## Challenge
What is the number of lines containing the word "ylabel"? Please answer with that number and nothing more.

○ ○ ○

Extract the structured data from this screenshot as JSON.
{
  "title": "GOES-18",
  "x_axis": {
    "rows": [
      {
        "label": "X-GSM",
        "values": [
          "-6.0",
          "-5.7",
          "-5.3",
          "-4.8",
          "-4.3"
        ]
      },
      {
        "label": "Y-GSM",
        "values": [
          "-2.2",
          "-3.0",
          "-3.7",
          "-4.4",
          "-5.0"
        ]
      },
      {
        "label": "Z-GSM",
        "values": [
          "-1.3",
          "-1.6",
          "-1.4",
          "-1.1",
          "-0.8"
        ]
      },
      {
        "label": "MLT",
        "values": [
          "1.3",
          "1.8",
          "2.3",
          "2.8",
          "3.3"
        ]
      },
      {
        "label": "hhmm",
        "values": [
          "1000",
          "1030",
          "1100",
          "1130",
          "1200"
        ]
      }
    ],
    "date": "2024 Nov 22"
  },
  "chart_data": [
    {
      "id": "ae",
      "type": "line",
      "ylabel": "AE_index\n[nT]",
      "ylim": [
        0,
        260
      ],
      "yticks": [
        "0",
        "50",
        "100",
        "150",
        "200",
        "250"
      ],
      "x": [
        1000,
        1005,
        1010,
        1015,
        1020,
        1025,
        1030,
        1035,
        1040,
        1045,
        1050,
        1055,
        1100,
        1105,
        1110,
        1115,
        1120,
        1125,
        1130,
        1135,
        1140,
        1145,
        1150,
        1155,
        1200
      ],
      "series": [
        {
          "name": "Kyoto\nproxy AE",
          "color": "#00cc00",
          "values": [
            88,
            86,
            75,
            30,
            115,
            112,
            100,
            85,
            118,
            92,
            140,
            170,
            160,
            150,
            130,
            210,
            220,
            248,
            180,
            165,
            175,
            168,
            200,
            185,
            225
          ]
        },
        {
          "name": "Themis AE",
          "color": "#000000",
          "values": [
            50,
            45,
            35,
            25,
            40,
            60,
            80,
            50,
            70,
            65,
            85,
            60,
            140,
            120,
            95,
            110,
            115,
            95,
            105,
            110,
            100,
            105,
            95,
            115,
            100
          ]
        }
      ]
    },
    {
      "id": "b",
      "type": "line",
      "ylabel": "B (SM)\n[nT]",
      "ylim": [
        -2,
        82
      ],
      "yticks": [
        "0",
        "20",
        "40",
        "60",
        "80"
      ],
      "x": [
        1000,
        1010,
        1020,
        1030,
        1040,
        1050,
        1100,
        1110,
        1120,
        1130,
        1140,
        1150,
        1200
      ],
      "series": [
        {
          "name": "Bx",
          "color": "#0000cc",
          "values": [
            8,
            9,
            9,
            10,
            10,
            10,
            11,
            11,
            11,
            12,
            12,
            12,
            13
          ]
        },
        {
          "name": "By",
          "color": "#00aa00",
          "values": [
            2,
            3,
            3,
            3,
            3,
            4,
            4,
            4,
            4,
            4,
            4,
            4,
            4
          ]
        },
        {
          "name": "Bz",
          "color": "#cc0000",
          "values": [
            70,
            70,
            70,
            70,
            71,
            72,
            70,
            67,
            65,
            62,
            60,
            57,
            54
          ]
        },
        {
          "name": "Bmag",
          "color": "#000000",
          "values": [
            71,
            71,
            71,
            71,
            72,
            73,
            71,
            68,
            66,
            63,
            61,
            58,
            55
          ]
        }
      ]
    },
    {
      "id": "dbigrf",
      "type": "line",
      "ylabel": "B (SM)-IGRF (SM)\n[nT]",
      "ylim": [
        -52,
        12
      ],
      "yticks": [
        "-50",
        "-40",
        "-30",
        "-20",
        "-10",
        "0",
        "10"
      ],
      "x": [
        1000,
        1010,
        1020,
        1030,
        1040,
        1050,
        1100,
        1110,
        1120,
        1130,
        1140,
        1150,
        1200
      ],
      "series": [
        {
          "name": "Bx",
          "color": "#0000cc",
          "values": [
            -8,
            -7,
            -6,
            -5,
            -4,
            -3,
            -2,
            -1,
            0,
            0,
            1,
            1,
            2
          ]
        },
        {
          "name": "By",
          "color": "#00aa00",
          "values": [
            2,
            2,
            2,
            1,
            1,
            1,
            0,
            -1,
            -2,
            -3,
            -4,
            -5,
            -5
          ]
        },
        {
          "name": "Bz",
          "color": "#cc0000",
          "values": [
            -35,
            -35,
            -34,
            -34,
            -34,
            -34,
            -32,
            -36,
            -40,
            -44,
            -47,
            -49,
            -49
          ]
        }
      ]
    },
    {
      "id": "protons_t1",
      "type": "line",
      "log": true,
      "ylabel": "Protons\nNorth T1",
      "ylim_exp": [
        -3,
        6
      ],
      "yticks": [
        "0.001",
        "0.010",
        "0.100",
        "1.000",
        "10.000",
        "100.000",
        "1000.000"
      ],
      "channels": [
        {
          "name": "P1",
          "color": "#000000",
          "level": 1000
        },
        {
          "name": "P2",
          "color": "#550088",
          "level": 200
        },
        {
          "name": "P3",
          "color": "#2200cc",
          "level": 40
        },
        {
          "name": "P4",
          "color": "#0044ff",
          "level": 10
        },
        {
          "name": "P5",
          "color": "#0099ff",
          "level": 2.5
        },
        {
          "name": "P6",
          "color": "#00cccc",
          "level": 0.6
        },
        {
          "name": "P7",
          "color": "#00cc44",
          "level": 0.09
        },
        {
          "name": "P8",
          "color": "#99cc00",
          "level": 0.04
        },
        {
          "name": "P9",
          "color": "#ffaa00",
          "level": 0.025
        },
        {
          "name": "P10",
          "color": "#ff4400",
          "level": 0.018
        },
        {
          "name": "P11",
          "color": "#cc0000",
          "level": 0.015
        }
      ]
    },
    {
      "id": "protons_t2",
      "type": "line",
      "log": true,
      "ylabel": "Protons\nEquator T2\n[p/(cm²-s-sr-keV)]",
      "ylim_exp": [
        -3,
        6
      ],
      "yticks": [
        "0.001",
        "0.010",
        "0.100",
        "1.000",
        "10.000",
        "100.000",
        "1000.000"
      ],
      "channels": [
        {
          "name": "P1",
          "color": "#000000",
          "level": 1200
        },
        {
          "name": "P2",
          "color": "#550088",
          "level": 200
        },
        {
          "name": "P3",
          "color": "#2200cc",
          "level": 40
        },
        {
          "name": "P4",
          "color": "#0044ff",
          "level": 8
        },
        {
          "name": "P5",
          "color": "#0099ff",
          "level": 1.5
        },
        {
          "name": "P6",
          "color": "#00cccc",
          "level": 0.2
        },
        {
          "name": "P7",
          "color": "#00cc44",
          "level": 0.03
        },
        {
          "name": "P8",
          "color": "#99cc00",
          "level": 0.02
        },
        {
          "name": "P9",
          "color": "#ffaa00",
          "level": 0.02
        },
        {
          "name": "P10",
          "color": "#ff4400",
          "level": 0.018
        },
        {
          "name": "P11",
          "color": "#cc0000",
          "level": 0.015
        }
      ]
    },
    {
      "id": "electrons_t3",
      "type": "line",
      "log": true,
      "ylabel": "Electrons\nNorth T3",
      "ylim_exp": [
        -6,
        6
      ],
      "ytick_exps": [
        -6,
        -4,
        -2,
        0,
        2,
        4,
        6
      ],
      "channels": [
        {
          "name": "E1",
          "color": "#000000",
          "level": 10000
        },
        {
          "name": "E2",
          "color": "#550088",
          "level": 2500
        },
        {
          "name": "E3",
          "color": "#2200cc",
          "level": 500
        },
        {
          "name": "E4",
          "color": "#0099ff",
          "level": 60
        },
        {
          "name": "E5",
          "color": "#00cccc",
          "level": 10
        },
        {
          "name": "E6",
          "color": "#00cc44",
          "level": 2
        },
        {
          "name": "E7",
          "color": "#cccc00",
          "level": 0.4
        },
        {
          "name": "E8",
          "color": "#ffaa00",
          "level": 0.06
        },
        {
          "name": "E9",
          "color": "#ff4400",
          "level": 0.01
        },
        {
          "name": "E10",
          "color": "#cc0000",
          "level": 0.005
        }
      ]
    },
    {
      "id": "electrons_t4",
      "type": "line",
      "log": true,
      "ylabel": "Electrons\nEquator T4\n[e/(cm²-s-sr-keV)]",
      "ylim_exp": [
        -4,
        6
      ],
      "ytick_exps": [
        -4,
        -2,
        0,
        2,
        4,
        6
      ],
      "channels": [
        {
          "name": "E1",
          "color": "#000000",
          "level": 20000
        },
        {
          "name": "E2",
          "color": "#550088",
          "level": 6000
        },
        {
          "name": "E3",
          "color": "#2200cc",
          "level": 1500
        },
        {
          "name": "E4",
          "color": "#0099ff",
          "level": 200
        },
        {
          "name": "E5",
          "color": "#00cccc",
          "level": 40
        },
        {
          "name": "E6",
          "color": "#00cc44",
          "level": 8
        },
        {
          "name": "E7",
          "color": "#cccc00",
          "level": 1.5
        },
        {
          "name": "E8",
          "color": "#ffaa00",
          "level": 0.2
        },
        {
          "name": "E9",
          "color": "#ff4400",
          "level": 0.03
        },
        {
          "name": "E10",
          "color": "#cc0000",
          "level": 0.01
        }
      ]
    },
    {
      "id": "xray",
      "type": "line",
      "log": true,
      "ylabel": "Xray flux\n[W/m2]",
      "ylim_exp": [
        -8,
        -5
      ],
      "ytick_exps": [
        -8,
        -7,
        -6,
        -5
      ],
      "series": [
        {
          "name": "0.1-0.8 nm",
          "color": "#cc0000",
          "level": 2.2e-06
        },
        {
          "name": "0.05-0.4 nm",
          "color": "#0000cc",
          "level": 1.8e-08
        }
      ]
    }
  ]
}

○ ○ ○

## Solution for this task
8